_THE REQUEST_
Copy each line below in which the word "votre" occurs.
-=-=-=-=-
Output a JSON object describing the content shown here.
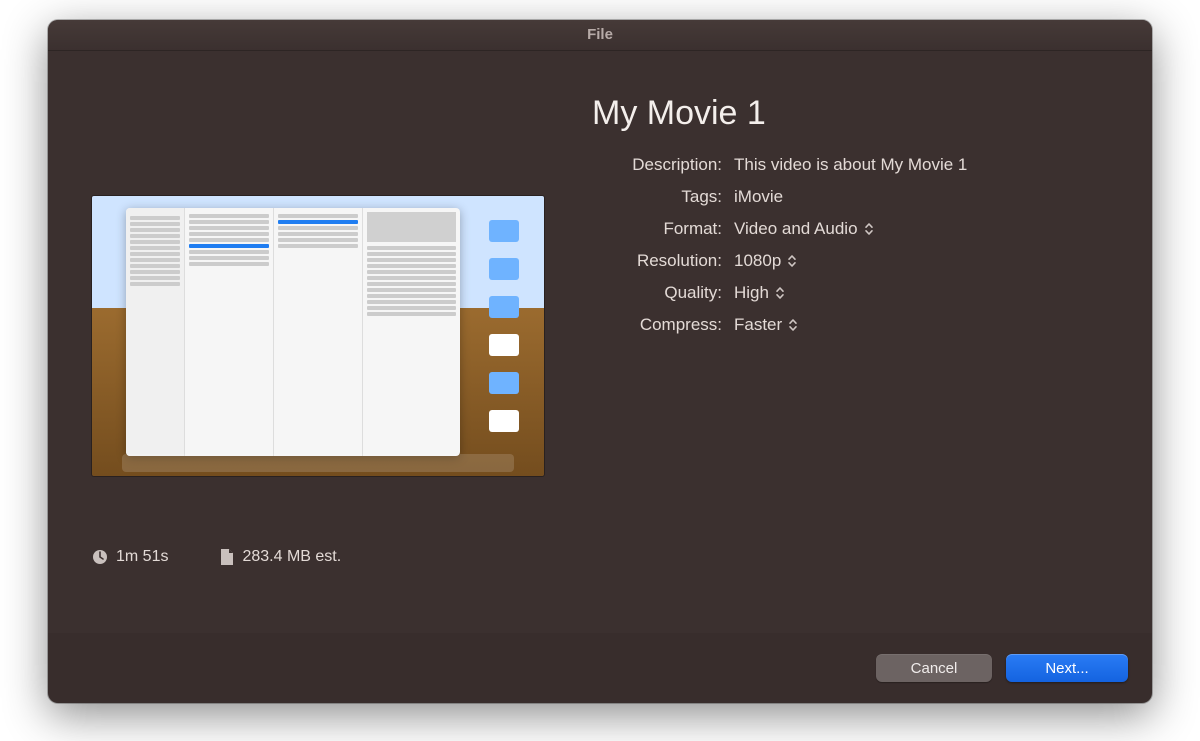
{
  "window": {
    "title": "File"
  },
  "movie": {
    "title": "My Movie 1",
    "description_label": "Description:",
    "description_value": "This video is about My Movie 1",
    "tags_label": "Tags:",
    "tags_value": "iMovie",
    "format_label": "Format:",
    "format_value": "Video and Audio",
    "resolution_label": "Resolution:",
    "resolution_value": "1080p",
    "quality_label": "Quality:",
    "quality_value": "High",
    "compress_label": "Compress:",
    "compress_value": "Faster"
  },
  "stats": {
    "duration": "1m 51s",
    "filesize": "283.4 MB est."
  },
  "buttons": {
    "cancel": "Cancel",
    "next": "Next..."
  }
}
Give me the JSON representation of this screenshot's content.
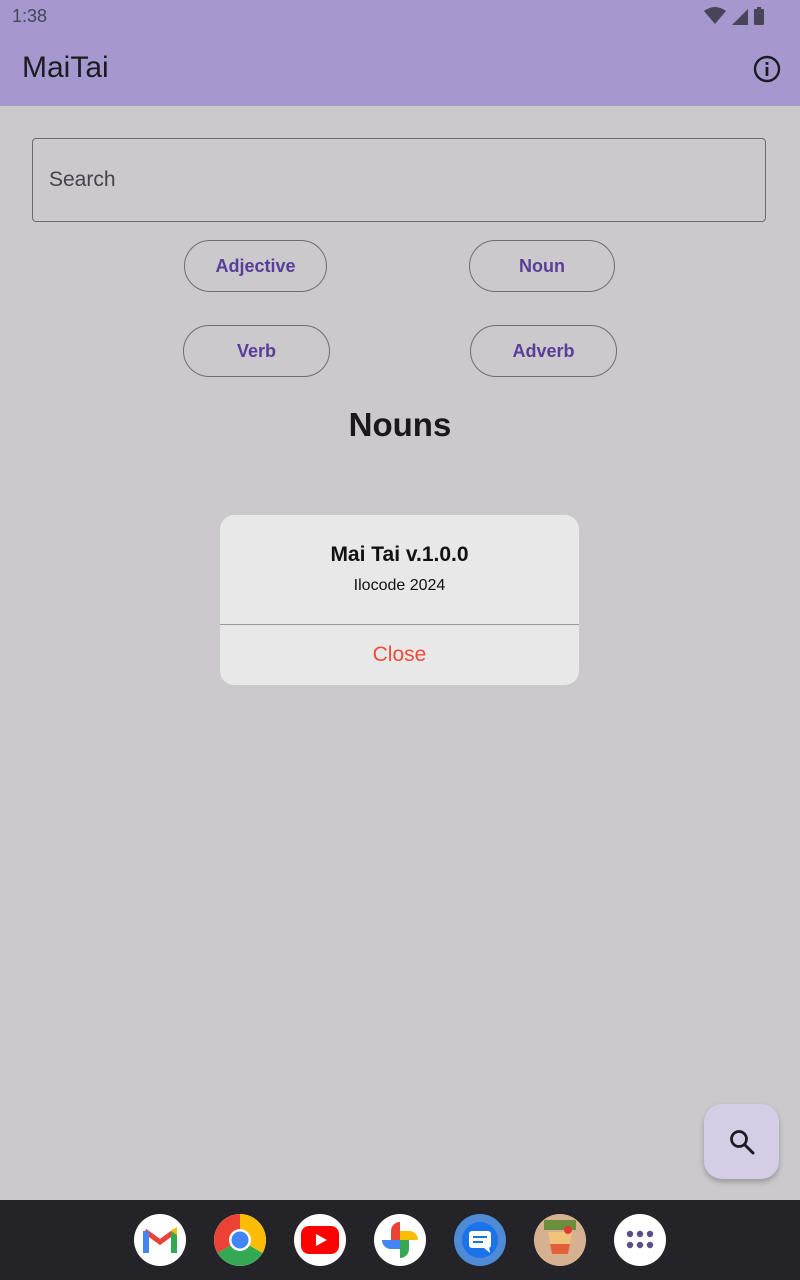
{
  "status_bar": {
    "time": "1:38"
  },
  "app_bar": {
    "title": "MaiTai"
  },
  "search": {
    "placeholder": "Search"
  },
  "filters": [
    {
      "label": "Adjective"
    },
    {
      "label": "Noun"
    },
    {
      "label": "Verb"
    },
    {
      "label": "Adverb"
    }
  ],
  "section_title": "Nouns",
  "dialog": {
    "title": "Mai Tai v.1.0.0",
    "subtitle": "Ilocode 2024",
    "close_label": "Close"
  },
  "fab": {
    "icon": "search-icon"
  },
  "dock": {
    "apps": [
      "gmail-icon",
      "chrome-icon",
      "youtube-icon",
      "photos-icon",
      "messages-icon",
      "maitai-app-icon",
      "app-drawer-icon"
    ]
  },
  "colors": {
    "app_bar": "#a698cf",
    "chip_text": "#5a3d99",
    "close_text": "#f04b37",
    "fab": "#d5cde6"
  }
}
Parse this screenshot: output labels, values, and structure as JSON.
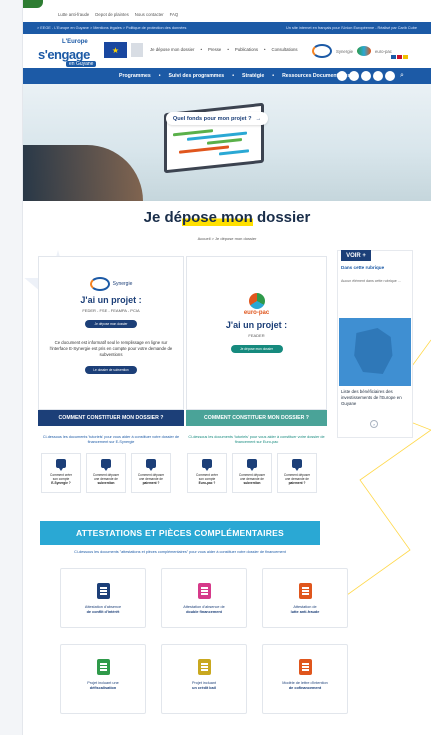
{
  "top_links": [
    "Lutte anti-fraude",
    "Depot de plaintes",
    "Nous contacter",
    "FAQ"
  ],
  "blue_bar": {
    "left": "> EEGE - L'Europe en Guyane > Mentions légales > Politique de protection des données",
    "right": "Un site internet en français pour l'Union Européenne - Réalisé par Carib Cube"
  },
  "brand": {
    "line1": "L'Europe",
    "line2": "s'engage",
    "line3": "en Guyane"
  },
  "sub_nav": [
    "Je dépose mon dossier",
    "Presse",
    "Publications",
    "Consultations"
  ],
  "synergie_label": "Synergie",
  "europac_small": "euro-pac",
  "main_nav": [
    "Programmes",
    "Suivi des programmes",
    "Stratégie",
    "Ressources Documentaires"
  ],
  "hero": {
    "question": "Quel fonds pour mon projet ?",
    "arrow": "→"
  },
  "page": {
    "title_a": "Je dé",
    "title_b": "pose mon",
    "title_c": " dossier"
  },
  "breadcrumb": "Accueil  >  Je dépose mon dossier",
  "col1": {
    "logo": "Synergie",
    "title": "J'ai un projet :",
    "sub": "FEDER - FSE - FEAMPA - PCIA",
    "button": "Je dépose mon dossier",
    "text": "Ce document est informatif seul le remplissage en ligne sur l'interface E-Synergie est pris en compte pour votre demande de subventions",
    "button2": "Le dossier de subvention",
    "band": "COMMENT CONSTITUER MON DOSSIER ?",
    "note": "Ci-dessous les documents 'tutoriels' pour vous aider à constituer votre dossier de financement sur E-Synergie",
    "minis": [
      [
        "Comment créer",
        "son compte",
        "E-Synergie ?"
      ],
      [
        "Comment déposer",
        "une demande de",
        "subvention"
      ],
      [
        "Comment déposer",
        "une demande de",
        "paiement ?"
      ]
    ]
  },
  "col2": {
    "logo": "euro-pac",
    "title": "J'ai un projet :",
    "sub": "FEADER",
    "button": "Je dépose mon dossier",
    "band": "COMMENT CONSTITUER MON DOSSIER ?",
    "note": "Ci-dessous les documents 'tutoriels' pour vous aider à constituer votre dossier de financement sur Euro-pac",
    "minis": [
      [
        "Comment créer",
        "son compte",
        "Euro-pac ?"
      ],
      [
        "Comment déposer",
        "une demande de",
        "subvention"
      ],
      [
        "Comment déposer",
        "une demande de",
        "paiement ?"
      ]
    ]
  },
  "aside": {
    "voir": "VOIR +",
    "title": "Dans cette rubrique",
    "empty": "Aucun élément dans cette rubrique ...",
    "map_text": "Liste des bénéficiaires des investissements de l'Europe en Guyane",
    "arrow": "›"
  },
  "attestations": {
    "title": "ATTESTATIONS ET PIÈCES COMPLÉMENTAIRES",
    "sub": "Ci-dessous les documents \"attestations et pièces complémentaires\" pour vous aider à constituer votre dossier de financement",
    "cards": [
      {
        "l1": "Attestation d'absence",
        "l2": "de conflit d'intérêt",
        "color": "#1c3f78"
      },
      {
        "l1": "Attestation d'absence de",
        "l2": "double financement",
        "color": "#d63a8a"
      },
      {
        "l1": "Attestation de",
        "l2": "lutte anti-fraude",
        "color": "#e0561d"
      },
      {
        "l1": "Projet incluant une",
        "l2": "défiscalisation",
        "color": "#2f9a4a"
      },
      {
        "l1": "Projet incluant",
        "l2": "un crédit bail",
        "color": "#c9a81f"
      },
      {
        "l1": "Modèle de lettre d'intention",
        "l2": "de cofinancement",
        "color": "#e0561d"
      }
    ]
  },
  "colors": {
    "navy": "#1c3f78",
    "blue": "#1c5aa6",
    "teal": "#168a7e",
    "cyan": "#2aa8d4",
    "highlight": "#ffe000"
  }
}
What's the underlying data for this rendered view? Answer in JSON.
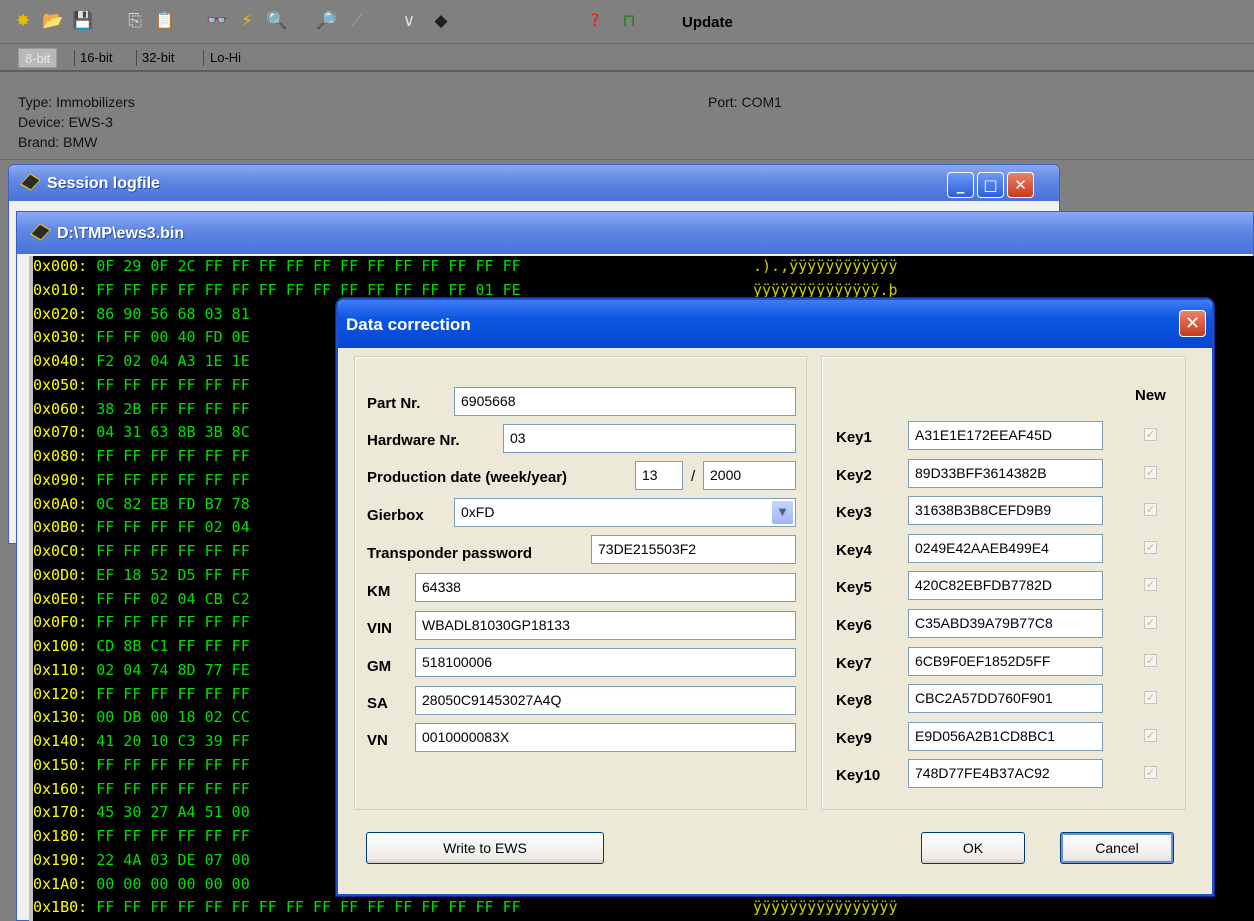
{
  "toolbar": {
    "icons": [
      {
        "name": "new-icon",
        "glyph": "✸",
        "color": "#e0c000"
      },
      {
        "name": "open-folder-icon",
        "glyph": "📂",
        "color": "#e8c040"
      },
      {
        "name": "save-icon",
        "glyph": "💾",
        "color": "#1a2a80"
      },
      {
        "name": "copy-icon",
        "glyph": "⎘",
        "color": "#d8d8d8"
      },
      {
        "name": "paste-icon",
        "glyph": "📋",
        "color": "#3050a0"
      },
      {
        "name": "glasses-icon",
        "glyph": "👓",
        "color": "#303030"
      },
      {
        "name": "lightning-icon",
        "glyph": "⚡",
        "color": "#e0c000"
      },
      {
        "name": "search-icon",
        "glyph": "🔍",
        "color": "#303030"
      },
      {
        "name": "find-next-icon",
        "glyph": "🔎",
        "color": "#303030"
      },
      {
        "name": "wand-icon",
        "glyph": "⟋",
        "color": "#a0a0a0"
      },
      {
        "name": "checkmark-icon",
        "glyph": "∨",
        "color": "#e0e0e0"
      },
      {
        "name": "chip-icon",
        "glyph": "◆",
        "color": "#202020"
      },
      {
        "name": "help-icon",
        "glyph": "?",
        "color": "#e02020"
      },
      {
        "name": "exit-icon",
        "glyph": "⊓",
        "color": "#208020"
      }
    ],
    "update_label": "Update"
  },
  "bit_tabs": [
    "8-bit",
    "16-bit",
    "32-bit",
    "Lo-Hi"
  ],
  "info": {
    "type": "Type: Immobilizers",
    "device": "Device: EWS-3",
    "brand": "Brand: BMW",
    "port": "Port: COM1"
  },
  "session_window": {
    "title": "Session logfile"
  },
  "bin_window": {
    "title": "D:\\TMP\\ews3.bin"
  },
  "hex_rows": [
    {
      "addr": "0x000:",
      "bytes": "0F 29 0F 2C FF FF FF FF FF FF FF FF FF FF FF FF",
      "ascii": ".).,ÿÿÿÿÿÿÿÿÿÿÿÿ"
    },
    {
      "addr": "0x010:",
      "bytes": "FF FF FF FF FF FF FF FF FF FF FF FF FF FF 01 FE",
      "ascii": "ÿÿÿÿÿÿÿÿÿÿÿÿÿÿ.þ"
    },
    {
      "addr": "0x020:",
      "bytes": "86 90 56 68 03 81",
      "ascii": ""
    },
    {
      "addr": "0x030:",
      "bytes": "FF FF 00 40 FD 0E",
      "ascii": ""
    },
    {
      "addr": "0x040:",
      "bytes": "F2 02 04 A3 1E 1E",
      "ascii": ""
    },
    {
      "addr": "0x050:",
      "bytes": "FF FF FF FF FF FF",
      "ascii": ""
    },
    {
      "addr": "0x060:",
      "bytes": "38 2B FF FF FF FF",
      "ascii": ""
    },
    {
      "addr": "0x070:",
      "bytes": "04 31 63 8B 3B 8C",
      "ascii": ""
    },
    {
      "addr": "0x080:",
      "bytes": "FF FF FF FF FF FF",
      "ascii": ""
    },
    {
      "addr": "0x090:",
      "bytes": "FF FF FF FF FF FF",
      "ascii": ""
    },
    {
      "addr": "0x0A0:",
      "bytes": "0C 82 EB FD B7 78",
      "ascii": ""
    },
    {
      "addr": "0x0B0:",
      "bytes": "FF FF FF FF 02 04",
      "ascii": ""
    },
    {
      "addr": "0x0C0:",
      "bytes": "FF FF FF FF FF FF",
      "ascii": ""
    },
    {
      "addr": "0x0D0:",
      "bytes": "EF 18 52 D5 FF FF",
      "ascii": ""
    },
    {
      "addr": "0x0E0:",
      "bytes": "FF FF 02 04 CB C2",
      "ascii": ""
    },
    {
      "addr": "0x0F0:",
      "bytes": "FF FF FF FF FF FF",
      "ascii": ""
    },
    {
      "addr": "0x100:",
      "bytes": "CD 8B C1 FF FF FF",
      "ascii": ""
    },
    {
      "addr": "0x110:",
      "bytes": "02 04 74 8D 77 FE",
      "ascii": ""
    },
    {
      "addr": "0x120:",
      "bytes": "FF FF FF FF FF FF",
      "ascii": ""
    },
    {
      "addr": "0x130:",
      "bytes": "00 DB 00 18 02 CC",
      "ascii": ""
    },
    {
      "addr": "0x140:",
      "bytes": "41 20 10 C3 39 FF",
      "ascii": ""
    },
    {
      "addr": "0x150:",
      "bytes": "FF FF FF FF FF FF",
      "ascii": ""
    },
    {
      "addr": "0x160:",
      "bytes": "FF FF FF FF FF FF",
      "ascii": ""
    },
    {
      "addr": "0x170:",
      "bytes": "45 30 27 A4 51 00",
      "ascii": ""
    },
    {
      "addr": "0x180:",
      "bytes": "FF FF FF FF FF FF",
      "ascii": ""
    },
    {
      "addr": "0x190:",
      "bytes": "22 4A 03 DE 07 00",
      "ascii": ""
    },
    {
      "addr": "0x1A0:",
      "bytes": "00 00 00 00 00 00",
      "ascii": ""
    },
    {
      "addr": "0x1B0:",
      "bytes": "FF FF FF FF FF FF FF FF FF FF FF FF FF FF FF FF",
      "ascii": "ÿÿÿÿÿÿÿÿÿÿÿÿÿÿÿÿ"
    }
  ],
  "dialog": {
    "title": "Data correction",
    "part_nr": {
      "label": "Part Nr.",
      "value": "6905668"
    },
    "hardware_nr": {
      "label": "Hardware Nr.",
      "value": "03"
    },
    "production_date": {
      "label": "Production date (week/year)",
      "week": "13",
      "separator": "/",
      "year": "2000"
    },
    "gierbox": {
      "label": "Gierbox",
      "value": "0xFD"
    },
    "transponder": {
      "label": "Transponder password",
      "value": "73DE215503F2"
    },
    "km": {
      "label": "KM",
      "value": "64338"
    },
    "vin": {
      "label": "VIN",
      "value": "WBADL81030GP18133"
    },
    "gm": {
      "label": "GM",
      "value": "518100006"
    },
    "sa": {
      "label": "SA",
      "value": "28050C91453027A4Q"
    },
    "vn": {
      "label": "VN",
      "value": "0010000083X"
    },
    "new_header": "New",
    "keys": [
      {
        "label": "Key1",
        "value": "A31E1E172EEAF45D"
      },
      {
        "label": "Key2",
        "value": "89D33BFF3614382B"
      },
      {
        "label": "Key3",
        "value": "31638B3B8CEFD9B9"
      },
      {
        "label": "Key4",
        "value": "0249E42AAEB499E4"
      },
      {
        "label": "Key5",
        "value": "420C82EBFDB7782D"
      },
      {
        "label": "Key6",
        "value": "C35ABD39A79B77C8"
      },
      {
        "label": "Key7",
        "value": "6CB9F0EF1852D5FF"
      },
      {
        "label": "Key8",
        "value": "CBC2A57DD760F901"
      },
      {
        "label": "Key9",
        "value": "E9D056A2B1CD8BC1"
      },
      {
        "label": "Key10",
        "value": "748D77FE4B37AC92"
      }
    ],
    "write_button": "Write to EWS",
    "ok_button": "OK",
    "cancel_button": "Cancel"
  }
}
-=-=-=-=-
_OUTPUT FOR THIS EXERCISE_
    "text": "Ce document est informatif seul le remplissage en ligne sur l'interface E-Synergie est pris en compte pour votre demande de subventions",
    "note": "Ci-dessous les documents 'tutoriels' pour vous aider à constituer votre dossier de financement sur E-Synergie",
    "note": "Ci-dessous les documents 'tutoriels' pour vous aider à constituer votre dossier de financement sur Euro-pac",
    "sub": "Ci-dessous les documents \"attestations et pièces complémentaires\" pour vous aider à constituer votre dossier de financement",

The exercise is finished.